[Exercise task] Copy out every line in the entries below that includes "Combustibles".

(Figure collection entries)
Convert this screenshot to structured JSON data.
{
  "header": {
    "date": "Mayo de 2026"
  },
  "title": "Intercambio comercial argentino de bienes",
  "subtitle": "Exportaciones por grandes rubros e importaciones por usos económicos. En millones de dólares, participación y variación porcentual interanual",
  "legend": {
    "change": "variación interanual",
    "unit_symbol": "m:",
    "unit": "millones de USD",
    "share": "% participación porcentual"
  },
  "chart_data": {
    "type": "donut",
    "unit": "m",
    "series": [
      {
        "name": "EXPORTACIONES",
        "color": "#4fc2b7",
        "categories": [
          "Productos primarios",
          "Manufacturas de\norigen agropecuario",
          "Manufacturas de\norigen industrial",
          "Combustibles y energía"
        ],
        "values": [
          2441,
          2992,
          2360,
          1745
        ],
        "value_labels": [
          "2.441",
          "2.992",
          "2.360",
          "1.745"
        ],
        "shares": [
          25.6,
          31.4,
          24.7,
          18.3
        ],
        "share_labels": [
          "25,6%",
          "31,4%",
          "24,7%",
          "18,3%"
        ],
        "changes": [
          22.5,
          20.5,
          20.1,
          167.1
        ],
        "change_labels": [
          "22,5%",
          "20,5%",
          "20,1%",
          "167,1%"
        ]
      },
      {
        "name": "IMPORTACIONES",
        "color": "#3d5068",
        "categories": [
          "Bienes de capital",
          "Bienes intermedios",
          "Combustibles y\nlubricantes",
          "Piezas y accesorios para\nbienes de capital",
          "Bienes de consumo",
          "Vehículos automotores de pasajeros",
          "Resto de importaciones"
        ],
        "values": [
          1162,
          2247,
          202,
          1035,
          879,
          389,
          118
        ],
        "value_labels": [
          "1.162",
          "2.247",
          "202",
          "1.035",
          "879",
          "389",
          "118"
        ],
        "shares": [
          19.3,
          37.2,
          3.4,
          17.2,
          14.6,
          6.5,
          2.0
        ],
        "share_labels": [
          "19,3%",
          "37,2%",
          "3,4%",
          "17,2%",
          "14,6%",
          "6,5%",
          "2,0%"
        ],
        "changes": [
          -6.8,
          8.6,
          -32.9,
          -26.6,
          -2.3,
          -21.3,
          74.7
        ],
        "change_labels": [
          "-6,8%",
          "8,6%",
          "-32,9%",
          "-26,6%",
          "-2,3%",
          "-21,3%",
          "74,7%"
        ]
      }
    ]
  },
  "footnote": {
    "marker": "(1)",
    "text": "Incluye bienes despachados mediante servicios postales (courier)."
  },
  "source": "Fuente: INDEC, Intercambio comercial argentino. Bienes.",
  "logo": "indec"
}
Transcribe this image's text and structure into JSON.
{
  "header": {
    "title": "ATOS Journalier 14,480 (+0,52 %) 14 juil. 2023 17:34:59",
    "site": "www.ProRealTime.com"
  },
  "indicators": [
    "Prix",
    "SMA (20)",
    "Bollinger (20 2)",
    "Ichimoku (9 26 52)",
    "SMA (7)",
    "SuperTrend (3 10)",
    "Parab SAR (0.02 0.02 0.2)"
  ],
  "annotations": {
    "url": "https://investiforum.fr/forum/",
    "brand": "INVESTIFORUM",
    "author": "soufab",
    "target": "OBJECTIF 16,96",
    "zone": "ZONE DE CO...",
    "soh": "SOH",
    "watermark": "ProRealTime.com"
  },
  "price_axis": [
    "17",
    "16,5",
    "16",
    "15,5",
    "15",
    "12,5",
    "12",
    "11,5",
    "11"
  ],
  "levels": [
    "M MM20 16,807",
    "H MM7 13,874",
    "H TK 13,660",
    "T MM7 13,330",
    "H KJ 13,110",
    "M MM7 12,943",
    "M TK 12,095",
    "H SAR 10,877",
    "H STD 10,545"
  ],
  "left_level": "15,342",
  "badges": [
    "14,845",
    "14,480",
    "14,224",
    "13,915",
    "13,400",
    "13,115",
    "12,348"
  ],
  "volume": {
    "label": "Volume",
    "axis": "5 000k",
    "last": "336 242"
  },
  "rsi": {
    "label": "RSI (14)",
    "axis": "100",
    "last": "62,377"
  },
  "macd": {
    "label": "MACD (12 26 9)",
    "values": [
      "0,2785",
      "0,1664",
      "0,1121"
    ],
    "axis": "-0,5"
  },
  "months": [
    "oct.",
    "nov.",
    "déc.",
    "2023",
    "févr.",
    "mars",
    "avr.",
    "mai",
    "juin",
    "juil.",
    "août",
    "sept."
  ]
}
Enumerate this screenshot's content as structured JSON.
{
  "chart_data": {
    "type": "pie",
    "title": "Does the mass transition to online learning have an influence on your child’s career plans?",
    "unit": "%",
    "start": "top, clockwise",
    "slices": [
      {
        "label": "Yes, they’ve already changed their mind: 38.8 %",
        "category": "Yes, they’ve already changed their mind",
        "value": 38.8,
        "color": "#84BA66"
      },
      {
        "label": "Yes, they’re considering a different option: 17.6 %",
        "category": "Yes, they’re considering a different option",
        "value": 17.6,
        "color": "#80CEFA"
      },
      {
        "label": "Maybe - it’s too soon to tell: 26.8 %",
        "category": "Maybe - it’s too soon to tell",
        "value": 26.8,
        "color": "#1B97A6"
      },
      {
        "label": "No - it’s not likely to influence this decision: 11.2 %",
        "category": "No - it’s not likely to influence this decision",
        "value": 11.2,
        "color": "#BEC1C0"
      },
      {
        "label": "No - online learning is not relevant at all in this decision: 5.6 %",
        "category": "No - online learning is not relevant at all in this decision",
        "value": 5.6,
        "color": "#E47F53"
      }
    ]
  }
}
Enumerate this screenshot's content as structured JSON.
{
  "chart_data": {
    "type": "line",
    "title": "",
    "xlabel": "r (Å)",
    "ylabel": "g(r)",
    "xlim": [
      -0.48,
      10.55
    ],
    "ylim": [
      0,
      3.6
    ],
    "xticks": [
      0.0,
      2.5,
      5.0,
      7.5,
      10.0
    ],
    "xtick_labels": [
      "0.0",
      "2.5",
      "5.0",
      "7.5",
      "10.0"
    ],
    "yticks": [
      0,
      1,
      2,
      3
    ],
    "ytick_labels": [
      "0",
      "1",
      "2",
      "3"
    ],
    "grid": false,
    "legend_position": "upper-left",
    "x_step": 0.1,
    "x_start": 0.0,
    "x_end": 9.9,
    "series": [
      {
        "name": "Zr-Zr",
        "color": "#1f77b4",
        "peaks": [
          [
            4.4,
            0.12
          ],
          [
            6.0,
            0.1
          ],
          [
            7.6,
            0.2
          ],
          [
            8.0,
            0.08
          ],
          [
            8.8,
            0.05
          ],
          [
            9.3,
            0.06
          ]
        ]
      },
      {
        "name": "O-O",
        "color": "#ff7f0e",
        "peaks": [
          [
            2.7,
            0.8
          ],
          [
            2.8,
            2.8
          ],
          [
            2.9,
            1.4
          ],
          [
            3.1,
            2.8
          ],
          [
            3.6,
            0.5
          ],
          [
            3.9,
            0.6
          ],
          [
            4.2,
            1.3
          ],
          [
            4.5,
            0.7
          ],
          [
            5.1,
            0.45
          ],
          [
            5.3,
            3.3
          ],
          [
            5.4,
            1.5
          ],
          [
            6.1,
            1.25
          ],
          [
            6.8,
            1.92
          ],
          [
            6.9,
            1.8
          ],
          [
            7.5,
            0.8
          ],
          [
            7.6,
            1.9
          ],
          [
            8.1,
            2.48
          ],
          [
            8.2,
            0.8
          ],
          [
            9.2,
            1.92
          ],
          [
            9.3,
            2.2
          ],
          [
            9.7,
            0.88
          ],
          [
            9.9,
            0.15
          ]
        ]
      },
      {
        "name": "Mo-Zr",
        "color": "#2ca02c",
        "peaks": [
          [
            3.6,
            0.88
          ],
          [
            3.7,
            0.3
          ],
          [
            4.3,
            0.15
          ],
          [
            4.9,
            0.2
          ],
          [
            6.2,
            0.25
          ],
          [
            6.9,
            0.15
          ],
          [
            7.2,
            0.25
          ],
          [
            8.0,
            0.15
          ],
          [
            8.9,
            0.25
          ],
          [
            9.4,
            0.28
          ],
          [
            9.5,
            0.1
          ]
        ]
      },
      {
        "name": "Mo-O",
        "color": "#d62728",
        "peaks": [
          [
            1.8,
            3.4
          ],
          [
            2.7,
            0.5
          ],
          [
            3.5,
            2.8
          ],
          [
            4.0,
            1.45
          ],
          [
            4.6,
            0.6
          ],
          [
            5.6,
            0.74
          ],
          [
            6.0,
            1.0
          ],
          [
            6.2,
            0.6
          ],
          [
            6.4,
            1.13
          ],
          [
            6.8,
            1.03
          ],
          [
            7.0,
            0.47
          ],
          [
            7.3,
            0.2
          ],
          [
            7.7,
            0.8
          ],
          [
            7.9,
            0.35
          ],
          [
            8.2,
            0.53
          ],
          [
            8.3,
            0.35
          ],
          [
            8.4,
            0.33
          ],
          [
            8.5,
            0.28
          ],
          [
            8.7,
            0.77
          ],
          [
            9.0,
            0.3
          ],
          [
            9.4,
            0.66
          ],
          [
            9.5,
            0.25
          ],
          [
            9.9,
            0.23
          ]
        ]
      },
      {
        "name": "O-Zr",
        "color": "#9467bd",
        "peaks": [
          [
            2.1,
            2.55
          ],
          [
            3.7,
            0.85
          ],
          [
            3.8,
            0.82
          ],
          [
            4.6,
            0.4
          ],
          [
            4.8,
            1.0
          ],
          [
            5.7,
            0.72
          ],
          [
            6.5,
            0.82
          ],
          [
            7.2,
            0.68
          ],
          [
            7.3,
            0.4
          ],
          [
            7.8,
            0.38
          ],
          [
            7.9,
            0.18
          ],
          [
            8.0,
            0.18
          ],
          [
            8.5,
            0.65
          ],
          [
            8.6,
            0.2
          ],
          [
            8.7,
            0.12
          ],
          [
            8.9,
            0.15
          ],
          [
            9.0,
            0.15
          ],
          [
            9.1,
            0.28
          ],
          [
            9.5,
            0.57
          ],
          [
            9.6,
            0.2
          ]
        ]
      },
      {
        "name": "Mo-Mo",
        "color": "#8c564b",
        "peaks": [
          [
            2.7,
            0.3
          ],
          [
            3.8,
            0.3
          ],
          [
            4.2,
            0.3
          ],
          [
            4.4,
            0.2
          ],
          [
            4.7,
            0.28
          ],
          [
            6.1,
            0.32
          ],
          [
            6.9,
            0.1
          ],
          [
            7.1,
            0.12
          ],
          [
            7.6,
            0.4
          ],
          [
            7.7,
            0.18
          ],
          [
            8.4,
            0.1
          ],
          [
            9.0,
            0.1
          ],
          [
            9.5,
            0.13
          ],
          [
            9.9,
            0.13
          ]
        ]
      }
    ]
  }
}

[Answer to the problem]
          "Combustibles y energía"
          "Combustibles y\nlubricantes",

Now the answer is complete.